=== The tasks ===
[1] Which productions are listed under the Filmography heading of the William Miller biography?
[2] Reproduce word for word the stretch of the William Miller biography from "On 21 September" through "prematurely for him.".

=== Text extract ===
──────────────────────────────
- Born: William Finn Miller 8 June 1996 (age 30) Hackney, England
- Occupations: Actor, footballer
- Television: Krakatoa: The Last Days, Oliver Twist, Runaway

Association football career
- Positions: Midfielder; striker;

Youth career
- 0000–2012: Leyton Orient
- 2012–2016: Tottenham Hotspur

Senior career*
- Years: Team / Apps / (Gls)
- 2016–2017: Tottenham Hotspur / 0 / (0)
- 2016–2017: → Burton Albion (loan) / 15 / (1)
- 2017–2019: Burton Albion / 32 / (1)
- Total:  / 47 / (2)

International career
- 2013–2014: England U18 / 3 / (0)

= William Miller (footballer, born 1996) =

English footballer and actor

 William Finn Miller (born 8 June 1996) is an English actor and former professional footballer.

==Early life==
Miller was born to television director Sam Miller and actress Janine Wood. He played football at Leyton Orient from the age of seven to 12. He first appeared in a documentary drama as Pieter Beijerinck, in a 2006 documentary drama, Krakatoa: The Last Days, directed by his father. He appeared in further productions for a number of years before returning to football.

==Acting career==
Miller rose to fame when, at the age of 11, he was chosen out of 700 applicants for the titular role in Oliver Twist, the BBC One Christmas adaptation of the Charles Dickens classic of the same name, broadcast in December 2007.

Miller starred as the lead character Sean in the 2009 British children's miniseries Runaway, broadcast on BBC One, which was part of the CBBC season about homelessness.

===Filmography===
- Krakatoa: The Last Days (2006) as Pieter Beijerinck
- Oliver Twist (2007) as Oliver Twist
- Runaway (2009) as Sean
- The Kid (2010) as young Kevin

==Football career==

Having previously played youth football for Leyton Orient, Miller joined Tottenham's development centre when he was 14. He signed a contract when he was 16. He featured regularly for Tottenham's Under-16 team over the course of the 2012–13 season before joining Tottenham full-time in the summer of 2013.

On 21 September 2013, Miller was selected for an England under-18 squad for two matches against Hungary on 11 and 14 October 2013.

On 25 August 2016, Miller joined Burton Albion on loan. His first goal for the club came on 10 September of the same year, a late equaliser against Wolverhampton Wanderers. In January 2018, he injured his knee in a game against Queens Park Rangers, ending the season prematurely for him.
──────────────────────────────
Annotated element entries
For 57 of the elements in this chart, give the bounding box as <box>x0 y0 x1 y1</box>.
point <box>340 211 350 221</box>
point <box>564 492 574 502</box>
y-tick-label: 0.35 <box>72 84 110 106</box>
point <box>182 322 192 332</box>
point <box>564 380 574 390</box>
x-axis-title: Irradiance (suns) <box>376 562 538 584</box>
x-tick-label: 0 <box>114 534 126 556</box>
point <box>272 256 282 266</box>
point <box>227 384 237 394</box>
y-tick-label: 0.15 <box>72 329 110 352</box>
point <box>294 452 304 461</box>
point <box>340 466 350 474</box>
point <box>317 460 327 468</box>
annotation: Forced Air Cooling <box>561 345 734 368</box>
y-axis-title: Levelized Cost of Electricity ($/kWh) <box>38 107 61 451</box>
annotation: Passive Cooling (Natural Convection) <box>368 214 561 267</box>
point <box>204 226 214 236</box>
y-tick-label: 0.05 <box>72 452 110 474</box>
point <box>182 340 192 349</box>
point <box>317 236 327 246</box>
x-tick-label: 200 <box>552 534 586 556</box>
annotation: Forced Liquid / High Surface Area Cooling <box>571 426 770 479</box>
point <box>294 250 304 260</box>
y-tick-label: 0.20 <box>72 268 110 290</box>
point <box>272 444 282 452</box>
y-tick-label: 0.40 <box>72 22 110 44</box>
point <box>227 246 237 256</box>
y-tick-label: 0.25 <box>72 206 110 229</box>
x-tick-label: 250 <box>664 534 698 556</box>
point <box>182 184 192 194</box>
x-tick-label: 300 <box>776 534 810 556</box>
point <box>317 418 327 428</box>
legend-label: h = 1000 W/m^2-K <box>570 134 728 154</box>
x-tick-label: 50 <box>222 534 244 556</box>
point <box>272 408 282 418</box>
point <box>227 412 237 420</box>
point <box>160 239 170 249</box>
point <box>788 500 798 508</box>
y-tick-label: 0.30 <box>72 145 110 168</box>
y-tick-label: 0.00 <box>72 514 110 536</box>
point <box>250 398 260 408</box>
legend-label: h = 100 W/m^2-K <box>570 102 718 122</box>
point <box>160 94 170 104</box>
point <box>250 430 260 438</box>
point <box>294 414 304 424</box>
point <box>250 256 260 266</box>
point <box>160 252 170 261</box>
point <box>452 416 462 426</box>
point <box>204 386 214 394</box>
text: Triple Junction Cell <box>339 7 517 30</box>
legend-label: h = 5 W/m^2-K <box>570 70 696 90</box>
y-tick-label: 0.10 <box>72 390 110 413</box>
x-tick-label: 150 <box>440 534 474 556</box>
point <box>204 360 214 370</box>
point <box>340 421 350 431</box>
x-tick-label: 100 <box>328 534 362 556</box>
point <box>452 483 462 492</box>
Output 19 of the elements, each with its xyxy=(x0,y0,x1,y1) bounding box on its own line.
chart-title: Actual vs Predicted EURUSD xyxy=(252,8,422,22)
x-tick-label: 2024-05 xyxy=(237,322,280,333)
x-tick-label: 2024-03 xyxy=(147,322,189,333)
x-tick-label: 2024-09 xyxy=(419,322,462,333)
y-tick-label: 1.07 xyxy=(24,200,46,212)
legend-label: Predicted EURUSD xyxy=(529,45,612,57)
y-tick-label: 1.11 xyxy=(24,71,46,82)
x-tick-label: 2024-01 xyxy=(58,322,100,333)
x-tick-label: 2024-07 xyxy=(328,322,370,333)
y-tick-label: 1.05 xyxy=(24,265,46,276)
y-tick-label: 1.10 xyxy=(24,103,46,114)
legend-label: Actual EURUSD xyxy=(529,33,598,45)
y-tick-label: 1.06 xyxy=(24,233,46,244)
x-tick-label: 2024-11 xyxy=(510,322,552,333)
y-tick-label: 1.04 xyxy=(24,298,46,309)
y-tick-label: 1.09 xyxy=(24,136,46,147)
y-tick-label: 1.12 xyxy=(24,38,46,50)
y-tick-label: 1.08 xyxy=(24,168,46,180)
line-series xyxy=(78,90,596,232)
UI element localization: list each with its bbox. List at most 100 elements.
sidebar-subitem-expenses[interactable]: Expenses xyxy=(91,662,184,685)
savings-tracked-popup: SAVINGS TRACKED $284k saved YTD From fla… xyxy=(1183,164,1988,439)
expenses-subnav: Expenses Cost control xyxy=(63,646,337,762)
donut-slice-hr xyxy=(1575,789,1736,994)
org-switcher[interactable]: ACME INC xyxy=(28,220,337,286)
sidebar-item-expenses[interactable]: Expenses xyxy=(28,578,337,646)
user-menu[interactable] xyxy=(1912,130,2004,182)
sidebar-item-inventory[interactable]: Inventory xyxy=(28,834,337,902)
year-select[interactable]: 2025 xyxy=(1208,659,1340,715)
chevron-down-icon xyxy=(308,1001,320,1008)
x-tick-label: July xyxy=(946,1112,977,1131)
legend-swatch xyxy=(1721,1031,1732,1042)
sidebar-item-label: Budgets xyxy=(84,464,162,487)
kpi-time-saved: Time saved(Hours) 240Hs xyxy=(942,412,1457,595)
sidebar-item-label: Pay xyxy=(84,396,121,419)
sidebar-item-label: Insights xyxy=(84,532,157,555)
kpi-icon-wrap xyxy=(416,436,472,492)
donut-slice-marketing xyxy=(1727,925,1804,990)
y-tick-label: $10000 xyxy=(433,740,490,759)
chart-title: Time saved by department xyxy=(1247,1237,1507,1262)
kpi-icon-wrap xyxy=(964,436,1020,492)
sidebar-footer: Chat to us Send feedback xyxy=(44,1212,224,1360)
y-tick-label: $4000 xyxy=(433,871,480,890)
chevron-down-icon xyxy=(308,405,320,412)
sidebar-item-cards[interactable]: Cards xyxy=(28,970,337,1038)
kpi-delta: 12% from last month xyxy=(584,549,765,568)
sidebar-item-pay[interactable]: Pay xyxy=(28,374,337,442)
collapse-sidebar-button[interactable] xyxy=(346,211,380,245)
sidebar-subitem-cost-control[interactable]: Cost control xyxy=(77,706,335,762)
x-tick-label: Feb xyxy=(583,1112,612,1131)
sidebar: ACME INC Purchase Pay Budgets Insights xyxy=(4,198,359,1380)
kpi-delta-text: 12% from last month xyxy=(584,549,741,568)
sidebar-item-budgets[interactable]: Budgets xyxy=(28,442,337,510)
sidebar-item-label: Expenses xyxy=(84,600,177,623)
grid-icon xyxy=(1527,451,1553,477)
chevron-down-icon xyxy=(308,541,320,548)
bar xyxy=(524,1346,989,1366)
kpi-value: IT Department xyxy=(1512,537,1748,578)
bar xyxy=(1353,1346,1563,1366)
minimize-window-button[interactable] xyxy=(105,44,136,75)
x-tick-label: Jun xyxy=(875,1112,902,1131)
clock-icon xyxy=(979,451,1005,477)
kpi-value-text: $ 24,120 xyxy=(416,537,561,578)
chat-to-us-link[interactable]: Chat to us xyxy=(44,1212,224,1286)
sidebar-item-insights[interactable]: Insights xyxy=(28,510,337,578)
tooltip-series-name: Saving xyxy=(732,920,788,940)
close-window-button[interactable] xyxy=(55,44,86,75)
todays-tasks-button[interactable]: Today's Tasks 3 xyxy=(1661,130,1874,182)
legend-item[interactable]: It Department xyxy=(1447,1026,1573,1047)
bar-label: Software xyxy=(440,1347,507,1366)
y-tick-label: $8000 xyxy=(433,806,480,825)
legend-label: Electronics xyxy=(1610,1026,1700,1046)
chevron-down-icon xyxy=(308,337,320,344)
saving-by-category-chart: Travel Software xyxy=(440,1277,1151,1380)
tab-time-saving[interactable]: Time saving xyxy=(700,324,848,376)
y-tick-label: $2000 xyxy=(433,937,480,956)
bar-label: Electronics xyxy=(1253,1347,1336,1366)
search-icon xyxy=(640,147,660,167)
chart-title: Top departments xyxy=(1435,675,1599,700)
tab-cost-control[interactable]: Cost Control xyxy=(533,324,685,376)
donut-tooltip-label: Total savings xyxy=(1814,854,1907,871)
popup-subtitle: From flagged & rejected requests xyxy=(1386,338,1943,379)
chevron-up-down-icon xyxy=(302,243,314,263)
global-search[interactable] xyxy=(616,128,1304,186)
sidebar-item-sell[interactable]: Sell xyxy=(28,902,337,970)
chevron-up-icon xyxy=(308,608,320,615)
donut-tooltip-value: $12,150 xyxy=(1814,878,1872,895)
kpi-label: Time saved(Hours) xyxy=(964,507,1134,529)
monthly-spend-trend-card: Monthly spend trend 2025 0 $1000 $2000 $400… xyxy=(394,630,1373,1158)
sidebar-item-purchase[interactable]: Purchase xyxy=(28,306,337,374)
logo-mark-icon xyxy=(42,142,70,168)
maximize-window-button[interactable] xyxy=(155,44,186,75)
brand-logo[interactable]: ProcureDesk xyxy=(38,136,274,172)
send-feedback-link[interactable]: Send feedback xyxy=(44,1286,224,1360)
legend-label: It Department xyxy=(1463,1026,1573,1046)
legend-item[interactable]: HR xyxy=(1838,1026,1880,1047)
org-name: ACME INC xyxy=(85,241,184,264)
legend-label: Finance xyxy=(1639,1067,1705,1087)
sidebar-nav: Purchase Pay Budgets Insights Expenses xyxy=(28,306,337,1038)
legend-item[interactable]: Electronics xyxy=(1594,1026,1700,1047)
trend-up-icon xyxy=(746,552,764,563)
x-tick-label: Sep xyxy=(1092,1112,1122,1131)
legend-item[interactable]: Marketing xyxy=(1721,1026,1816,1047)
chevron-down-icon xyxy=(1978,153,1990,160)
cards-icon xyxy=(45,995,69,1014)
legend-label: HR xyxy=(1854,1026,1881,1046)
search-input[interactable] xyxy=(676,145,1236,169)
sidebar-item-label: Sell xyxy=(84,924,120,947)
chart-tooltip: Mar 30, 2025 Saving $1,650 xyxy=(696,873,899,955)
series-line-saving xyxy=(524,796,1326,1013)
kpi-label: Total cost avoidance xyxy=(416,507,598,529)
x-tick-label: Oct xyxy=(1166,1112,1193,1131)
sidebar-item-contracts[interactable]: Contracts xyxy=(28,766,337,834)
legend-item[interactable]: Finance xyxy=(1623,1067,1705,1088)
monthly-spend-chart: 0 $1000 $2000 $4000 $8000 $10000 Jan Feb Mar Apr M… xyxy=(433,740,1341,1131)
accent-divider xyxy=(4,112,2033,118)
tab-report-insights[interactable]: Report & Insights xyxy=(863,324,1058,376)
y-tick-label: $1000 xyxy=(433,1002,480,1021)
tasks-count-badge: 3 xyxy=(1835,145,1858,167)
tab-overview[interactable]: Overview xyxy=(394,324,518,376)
──────────────────────────────
=== Outputs for the tasks ===
[1]
- Krakatoa: The Last Days
- Oliver Twist
- Runaway
- The Kid

[2]
On 21 September 2013, Miller was selected for an England under-18 squad for two matches against Hungary on 11 and 14 October 2013.

On 25 August 2016, Miller joined Burton Albion on loan. His first goal for the club came on 10 September of the same year, a late equaliser against Wolverhampton Wanderers. In January 2018, he injured his knee in a game against Queens Park Rangers, ending the season prematurely for him.